(Text shown)
Comparison: Which to Choose

1
2
3
4
5
6
7
8
9
10
11
12
13
14
15
┌─────────────────┬───────────┬─────────────┬──────────────┬──────────────┐
│                  │ Short     │ Long        │ SSE          │ WebSockets   │
│                  │ Polling   │ Polling     │              │              │
├─────────────────┼───────────┼─────────────┼──────────────┼──────────────┤
│ Direction        │ Client→   │ Client→     │ Server→      │ Bidirectional│
│ Latency          │ High      │ Low-Medium  │ Low          │ Very Low     │
│ Server load      │ Very High │ Medium      │ Low          │ Low          │
│ Complexity       │ Very Low  │ Medium      │ Low          │ High         │
│ Browser support  │ Universal │ Universal   │ Modern       │ Modern       │
│ Proxy friendly   │ Yes       │ Mostly      │ Yes (HTTP)   │ Sometimes    │
│ Auto reconnect   │ N/A       │ Manual      │ Built-in     │ Manual       │
│ Scalability      │ Easy      │ Medium      │ Medium       │ Hard         │
│ Binary data      │ Yes (req) │ Yes (req)   │ No (text)    │ Yes          │
│ HTTP/2 support   │ Yes       │ Yes         │ Yes          │ Separate     │
└─────────────────┴───────────┴─────────────┴──────────────┴──────────────┘

Decision framework

  • Dashboard refreshing every 30s: Short polling. Simple, effective, low frequency.
  • Notifications, live feeds: SSE. Server-to-client only, built-in reconnection, simple.
  • Chat, collaborative editing: WebSockets. Bidirectional, low latency, frequent messages.
  • Fallback when WebSockets blocked: Long polling. Works everywhere, reasonable latency.

Real-World Examples

Slack: Uses WebSockets for real-time messaging. Falls back to long polling in restricted network environments. The connection is multiplexed — all channels share a single WebSocket connection per client.

Twitter/X: Uses a combination of SSE for the streaming API and long polling for some features. The firehose API streams tweets in real time over persistent HTTP connections.
(End Text shown)
» **Activity**: Say whether each statement agrees with the comparison of polling, SSE and WebSockets above, and quote the words that decide it. 1. SSE reconnects automatically. 2. Slack gives each channel its own WebSocket connection. 3. Long polling is the suggested choice for chat.
(Information given)
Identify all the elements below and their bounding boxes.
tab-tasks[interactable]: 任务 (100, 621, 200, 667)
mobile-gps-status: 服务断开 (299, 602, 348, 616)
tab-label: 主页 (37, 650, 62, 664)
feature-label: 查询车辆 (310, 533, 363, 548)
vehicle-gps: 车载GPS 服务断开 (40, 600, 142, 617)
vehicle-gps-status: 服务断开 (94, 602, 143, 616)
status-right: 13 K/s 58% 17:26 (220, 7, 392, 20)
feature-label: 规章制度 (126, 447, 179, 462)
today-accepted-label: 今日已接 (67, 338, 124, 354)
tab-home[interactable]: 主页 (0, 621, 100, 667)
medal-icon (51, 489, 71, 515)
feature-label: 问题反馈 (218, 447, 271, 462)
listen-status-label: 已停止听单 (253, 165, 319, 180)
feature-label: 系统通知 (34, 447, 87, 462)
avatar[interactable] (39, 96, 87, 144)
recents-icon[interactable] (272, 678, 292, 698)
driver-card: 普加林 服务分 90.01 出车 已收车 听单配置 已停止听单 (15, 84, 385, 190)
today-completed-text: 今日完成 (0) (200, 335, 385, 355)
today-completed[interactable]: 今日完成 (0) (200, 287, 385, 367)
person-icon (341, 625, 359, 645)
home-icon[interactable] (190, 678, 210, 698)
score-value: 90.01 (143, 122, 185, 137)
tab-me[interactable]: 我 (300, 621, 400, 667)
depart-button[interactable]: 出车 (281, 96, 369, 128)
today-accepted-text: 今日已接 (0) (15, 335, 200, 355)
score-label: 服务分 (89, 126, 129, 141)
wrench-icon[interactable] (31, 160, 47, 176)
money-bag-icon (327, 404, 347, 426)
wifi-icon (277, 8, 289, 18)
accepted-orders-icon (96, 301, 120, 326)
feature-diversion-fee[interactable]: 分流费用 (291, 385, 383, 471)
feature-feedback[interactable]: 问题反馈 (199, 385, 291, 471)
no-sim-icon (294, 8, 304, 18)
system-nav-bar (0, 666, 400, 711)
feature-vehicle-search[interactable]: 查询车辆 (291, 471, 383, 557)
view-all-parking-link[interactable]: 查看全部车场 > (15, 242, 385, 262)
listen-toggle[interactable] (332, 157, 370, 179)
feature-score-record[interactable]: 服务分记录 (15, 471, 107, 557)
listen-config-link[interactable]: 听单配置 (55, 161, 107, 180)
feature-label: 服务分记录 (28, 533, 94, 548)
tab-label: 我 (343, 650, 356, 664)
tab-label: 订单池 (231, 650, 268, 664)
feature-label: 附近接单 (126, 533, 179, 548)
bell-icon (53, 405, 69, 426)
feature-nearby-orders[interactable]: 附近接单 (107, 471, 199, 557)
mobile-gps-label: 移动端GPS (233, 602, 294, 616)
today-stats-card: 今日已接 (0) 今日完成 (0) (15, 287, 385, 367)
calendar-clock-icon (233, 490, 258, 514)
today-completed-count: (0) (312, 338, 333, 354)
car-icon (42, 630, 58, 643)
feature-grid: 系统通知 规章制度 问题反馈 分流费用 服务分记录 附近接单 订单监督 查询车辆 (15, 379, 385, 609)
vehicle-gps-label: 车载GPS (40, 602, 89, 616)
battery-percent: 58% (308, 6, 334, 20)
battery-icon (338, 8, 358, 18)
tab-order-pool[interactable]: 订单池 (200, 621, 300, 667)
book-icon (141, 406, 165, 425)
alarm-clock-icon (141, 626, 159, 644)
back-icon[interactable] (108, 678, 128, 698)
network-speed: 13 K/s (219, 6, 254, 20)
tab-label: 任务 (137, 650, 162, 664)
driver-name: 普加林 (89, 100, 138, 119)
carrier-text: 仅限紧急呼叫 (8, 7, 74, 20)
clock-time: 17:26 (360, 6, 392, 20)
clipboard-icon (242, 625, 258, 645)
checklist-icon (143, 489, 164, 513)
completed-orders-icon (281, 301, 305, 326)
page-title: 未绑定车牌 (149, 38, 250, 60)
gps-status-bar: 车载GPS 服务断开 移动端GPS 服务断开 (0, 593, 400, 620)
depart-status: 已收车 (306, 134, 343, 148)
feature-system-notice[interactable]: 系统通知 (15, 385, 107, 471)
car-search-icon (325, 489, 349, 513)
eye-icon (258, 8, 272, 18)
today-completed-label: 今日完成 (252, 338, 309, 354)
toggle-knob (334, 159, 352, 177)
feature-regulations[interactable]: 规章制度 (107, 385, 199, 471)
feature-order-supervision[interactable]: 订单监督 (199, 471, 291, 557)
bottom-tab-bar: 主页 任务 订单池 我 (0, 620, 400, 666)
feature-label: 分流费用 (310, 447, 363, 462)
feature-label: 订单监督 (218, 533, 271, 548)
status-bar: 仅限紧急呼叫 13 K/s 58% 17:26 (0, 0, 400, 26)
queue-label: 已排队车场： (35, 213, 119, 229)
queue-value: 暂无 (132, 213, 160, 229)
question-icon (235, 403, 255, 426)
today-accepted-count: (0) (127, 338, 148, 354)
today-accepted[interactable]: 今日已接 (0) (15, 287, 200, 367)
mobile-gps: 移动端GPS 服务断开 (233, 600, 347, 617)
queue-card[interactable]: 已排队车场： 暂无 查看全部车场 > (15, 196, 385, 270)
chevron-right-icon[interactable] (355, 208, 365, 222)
(End Information given)
» **Worked solution**:
1. Yes: "Server-to-client only, built-in reconnection, simple."
2. No: "all channels share a single WebSocket connection per client."
3. No: "Chat, collaborative editing: WebSockets."